* Start *

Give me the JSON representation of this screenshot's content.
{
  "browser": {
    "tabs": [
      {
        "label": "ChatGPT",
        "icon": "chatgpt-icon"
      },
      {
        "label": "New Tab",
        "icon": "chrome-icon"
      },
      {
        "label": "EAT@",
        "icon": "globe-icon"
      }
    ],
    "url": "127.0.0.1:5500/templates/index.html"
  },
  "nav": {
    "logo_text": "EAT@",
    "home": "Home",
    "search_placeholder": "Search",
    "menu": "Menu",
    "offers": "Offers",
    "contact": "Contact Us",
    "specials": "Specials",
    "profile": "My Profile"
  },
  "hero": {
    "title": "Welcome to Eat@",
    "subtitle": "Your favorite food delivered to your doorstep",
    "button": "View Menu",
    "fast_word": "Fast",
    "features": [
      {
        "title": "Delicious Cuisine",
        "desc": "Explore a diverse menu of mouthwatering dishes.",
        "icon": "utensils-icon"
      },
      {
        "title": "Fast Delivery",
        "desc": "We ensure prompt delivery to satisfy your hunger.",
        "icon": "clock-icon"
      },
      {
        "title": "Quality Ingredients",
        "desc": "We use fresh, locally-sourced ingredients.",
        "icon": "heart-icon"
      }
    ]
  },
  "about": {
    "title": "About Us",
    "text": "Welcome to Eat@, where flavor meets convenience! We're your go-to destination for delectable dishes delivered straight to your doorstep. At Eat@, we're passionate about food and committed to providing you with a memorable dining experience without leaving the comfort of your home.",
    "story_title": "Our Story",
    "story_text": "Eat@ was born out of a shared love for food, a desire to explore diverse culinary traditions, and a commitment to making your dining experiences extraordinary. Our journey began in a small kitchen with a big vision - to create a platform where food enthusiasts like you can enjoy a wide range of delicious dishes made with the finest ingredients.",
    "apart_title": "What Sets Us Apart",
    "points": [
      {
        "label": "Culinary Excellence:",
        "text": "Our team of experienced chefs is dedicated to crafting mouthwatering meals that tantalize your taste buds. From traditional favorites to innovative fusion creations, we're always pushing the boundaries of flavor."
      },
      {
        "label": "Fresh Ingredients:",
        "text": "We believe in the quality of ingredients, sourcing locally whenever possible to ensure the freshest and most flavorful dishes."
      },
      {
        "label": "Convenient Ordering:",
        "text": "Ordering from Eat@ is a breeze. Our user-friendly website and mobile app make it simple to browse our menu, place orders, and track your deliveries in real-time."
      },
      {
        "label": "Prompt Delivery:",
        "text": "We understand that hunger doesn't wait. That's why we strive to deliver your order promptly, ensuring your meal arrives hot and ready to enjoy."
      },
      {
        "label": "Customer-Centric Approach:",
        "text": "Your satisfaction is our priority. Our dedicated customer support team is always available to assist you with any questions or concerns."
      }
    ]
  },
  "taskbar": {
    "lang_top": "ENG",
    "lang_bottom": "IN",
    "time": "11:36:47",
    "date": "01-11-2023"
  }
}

* End *

_Task requirements_
Write an exact transcription of every entry above.

_Output for this task_
Give me the JSON representation of this screenshot's content.
{
  "browser": {
    "tabs": [
      {
        "label": "ChatGPT",
        "icon": "chatgpt-icon"
      },
      {
        "label": "New Tab",
        "icon": "chrome-icon"
      },
      {
        "label": "EAT@",
        "icon": "globe-icon"
      }
    ],
    "url": "127.0.0.1:5500/templates/index.html"
  },
  "nav": {
    "logo_text": "EAT@",
    "home": "Home",
    "search_placeholder": "Search",
    "menu": "Menu",
    "offers": "Offers",
    "contact": "Contact Us",
    "specials": "Specials",
    "profile": "My Profile"
  },
  "hero": {
    "title": "Welcome to Eat@",
    "subtitle": "Your favorite food delivered to your doorstep",
    "button": "View Menu",
    "fast_word": "Fast",
    "features": [
      {
        "title": "Delicious Cuisine",
        "desc": "Explore a diverse menu of mouthwatering dishes.",
        "icon": "utensils-icon"
      },
      {
        "title": "Fast Delivery",
        "desc": "We ensure prompt delivery to satisfy your hunger.",
        "icon": "clock-icon"
      },
      {
        "title": "Quality Ingredients",
        "desc": "We use fresh, locally-sourced ingredients.",
        "icon": "heart-icon"
      }
    ]
  },
  "about": {
    "title": "About Us",
    "text": "Welcome to Eat@, where flavor meets convenience! We're your go-to destination for delectable dishes delivered straight to your doorstep. At Eat@, we're passionate about food and committed to providing you with a memorable dining experience without leaving the comfort of your home.",
    "story_title": "Our Story",
    "story_text": "Eat@ was born out of a shared love for food, a desire to explore diverse culinary traditions, and a commitment to making your dining experiences extraordinary. Our journey began in a small kitchen with a big vision - to create a platform where food enthusiasts like you can enjoy a wide range of delicious dishes made with the finest ingredients.",
    "apart_title": "What Sets Us Apart",
    "points": [
      {
        "label": "Culinary Excellence:",
        "text": "Our team of experienced chefs is dedicated to crafting mouthwatering meals that tantalize your taste buds. From traditional favorites to innovative fusion creations, we're always pushing the boundaries of flavor."
      },
      {
        "label": "Fresh Ingredients:",
        "text": "We believe in the quality of ingredients, sourcing locally whenever possible to ensure the freshest and most flavorful dishes."
      },
      {
        "label": "Convenient Ordering:",
        "text": "Ordering from Eat@ is a breeze. Our user-friendly website and mobile app make it simple to browse our menu, place orders, and track your deliveries in real-time."
      },
      {
        "label": "Prompt Delivery:",
        "text": "We understand that hunger doesn't wait. That's why we strive to deliver your order promptly, ensuring your meal arrives hot and ready to enjoy."
      },
      {
        "label": "Customer-Centric Approach:",
        "text": "Your satisfaction is our priority. Our dedicated customer support team is always available to assist you with any questions or concerns."
      }
    ]
  },
  "taskbar": {
    "lang_top": "ENG",
    "lang_bottom": "IN",
    "time": "11:36:47",
    "date": "01-11-2023"
  }
}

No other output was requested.